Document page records

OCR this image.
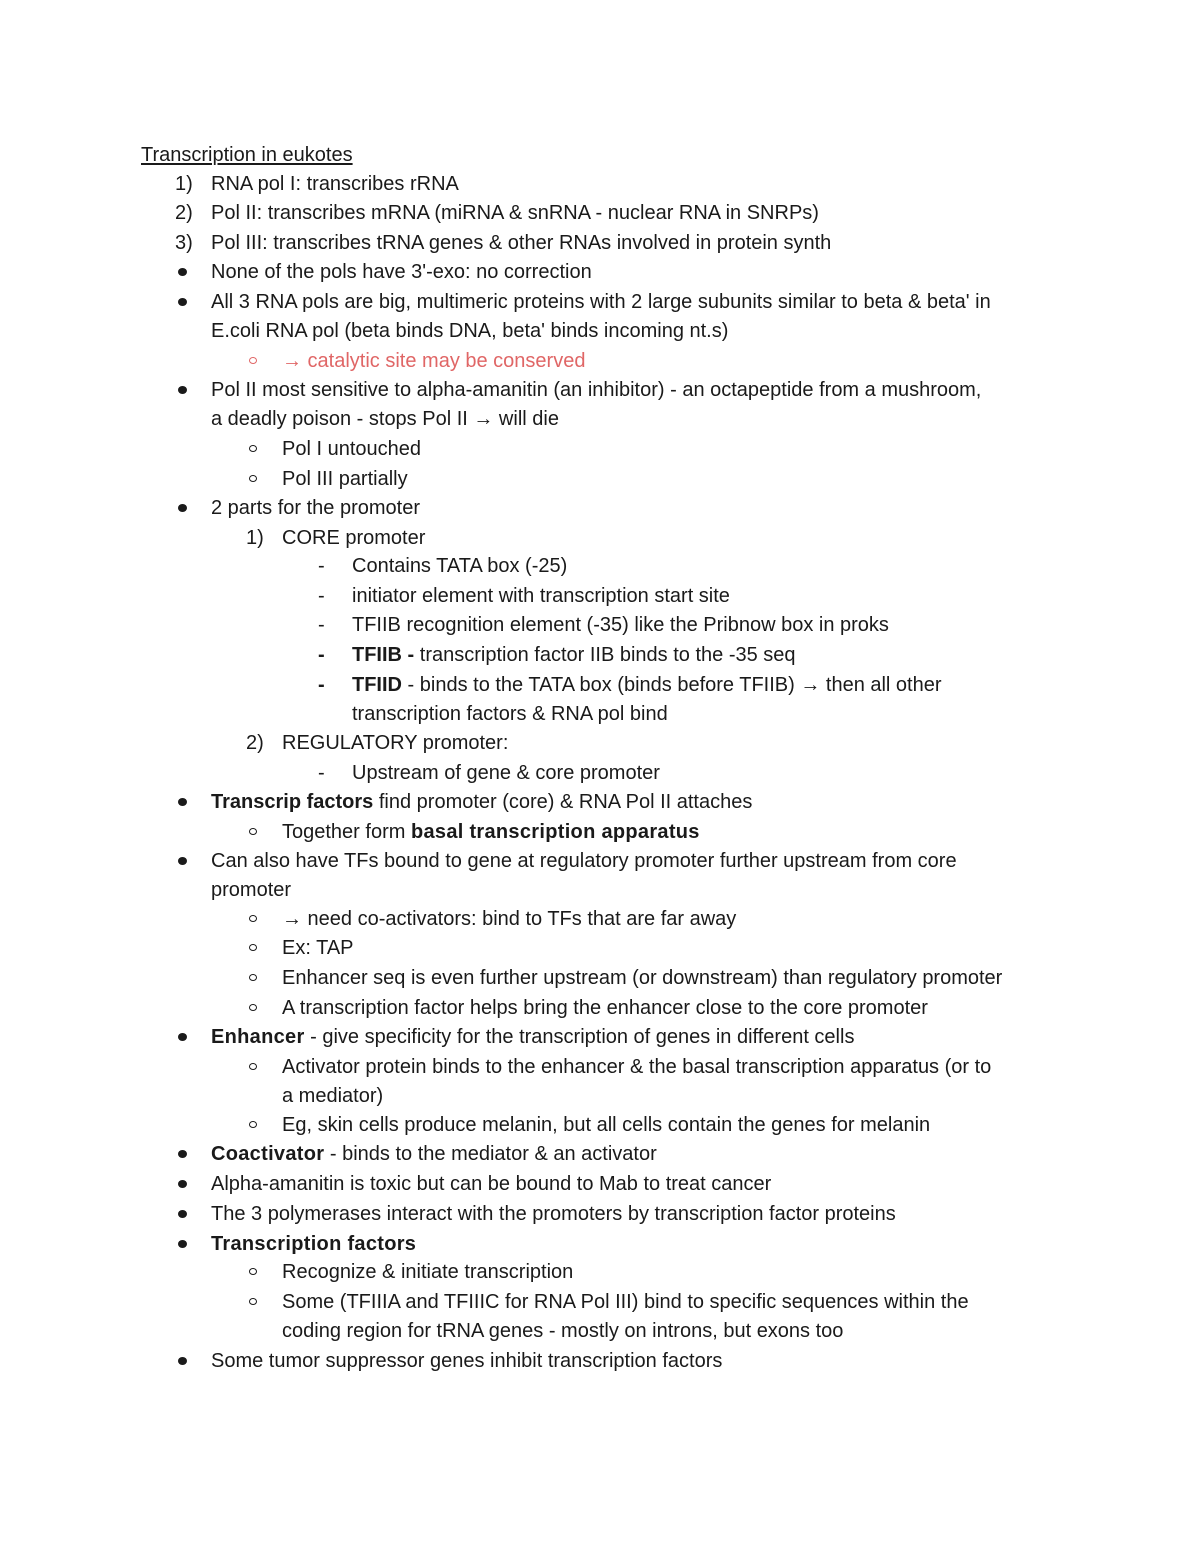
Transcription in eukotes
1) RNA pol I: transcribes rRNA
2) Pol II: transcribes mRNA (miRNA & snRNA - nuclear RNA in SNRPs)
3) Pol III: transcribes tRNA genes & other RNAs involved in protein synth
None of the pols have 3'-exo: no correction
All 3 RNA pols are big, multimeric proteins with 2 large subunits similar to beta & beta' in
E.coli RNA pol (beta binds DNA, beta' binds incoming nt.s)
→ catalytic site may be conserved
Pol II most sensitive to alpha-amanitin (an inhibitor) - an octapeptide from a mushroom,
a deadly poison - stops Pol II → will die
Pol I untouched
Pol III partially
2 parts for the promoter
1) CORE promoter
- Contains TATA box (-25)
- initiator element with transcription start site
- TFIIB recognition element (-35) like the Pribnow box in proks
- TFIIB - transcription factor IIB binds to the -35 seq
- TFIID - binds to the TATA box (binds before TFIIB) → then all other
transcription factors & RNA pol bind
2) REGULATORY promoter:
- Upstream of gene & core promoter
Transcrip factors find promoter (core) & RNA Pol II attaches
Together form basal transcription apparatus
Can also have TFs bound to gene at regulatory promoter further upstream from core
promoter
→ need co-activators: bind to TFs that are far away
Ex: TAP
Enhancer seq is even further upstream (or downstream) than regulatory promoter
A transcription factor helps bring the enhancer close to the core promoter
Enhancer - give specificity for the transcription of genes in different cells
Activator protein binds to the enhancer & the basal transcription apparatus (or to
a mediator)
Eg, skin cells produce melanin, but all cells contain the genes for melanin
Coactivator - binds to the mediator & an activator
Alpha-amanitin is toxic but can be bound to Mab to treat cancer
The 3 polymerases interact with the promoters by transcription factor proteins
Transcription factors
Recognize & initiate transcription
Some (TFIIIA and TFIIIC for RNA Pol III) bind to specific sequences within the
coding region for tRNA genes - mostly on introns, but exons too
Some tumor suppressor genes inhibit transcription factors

Work request: The records above are to be restated word for word, with every picture left out.

The answer:
OCR this image.
Transcription in eukotes
1) RNA pol I: transcribes rRNA
2) Pol II: transcribes mRNA (miRNA & snRNA - nuclear RNA in SNRPs)
3) Pol III: transcribes tRNA genes & other RNAs involved in protein synth
None of the pols have 3'-exo: no correction
All 3 RNA pols are big, multimeric proteins with 2 large subunits similar to beta & beta' in
E.coli RNA pol (beta binds DNA, beta' binds incoming nt.s)
→ catalytic site may be conserved
Pol II most sensitive to alpha-amanitin (an inhibitor) - an octapeptide from a mushroom,
a deadly poison - stops Pol II → will die
Pol I untouched
Pol III partially
2 parts for the promoter
1) CORE promoter
- Contains TATA box (-25)
- initiator element with transcription start site
- TFIIB recognition element (-35) like the Pribnow box in proks
- TFIIB - transcription factor IIB binds to the -35 seq
- TFIID - binds to the TATA box (binds before TFIIB) → then all other
transcription factors & RNA pol bind
2) REGULATORY promoter:
- Upstream of gene & core promoter
Transcrip factors find promoter (core) & RNA Pol II attaches
Together form basal transcription apparatus
Can also have TFs bound to gene at regulatory promoter further upstream from core
promoter
→ need co-activators: bind to TFs that are far away
Ex: TAP
Enhancer seq is even further upstream (or downstream) than regulatory promoter
A transcription factor helps bring the enhancer close to the core promoter
Enhancer - give specificity for the transcription of genes in different cells
Activator protein binds to the enhancer & the basal transcription apparatus (or to
a mediator)
Eg, skin cells produce melanin, but all cells contain the genes for melanin
Coactivator - binds to the mediator & an activator
Alpha-amanitin is toxic but can be bound to Mab to treat cancer
The 3 polymerases interact with the promoters by transcription factor proteins
Transcription factors
Recognize & initiate transcription
Some (TFIIIA and TFIIIC for RNA Pol III) bind to specific sequences within the
coding region for tRNA genes - mostly on introns, but exons too
Some tumor suppressor genes inhibit transcription factors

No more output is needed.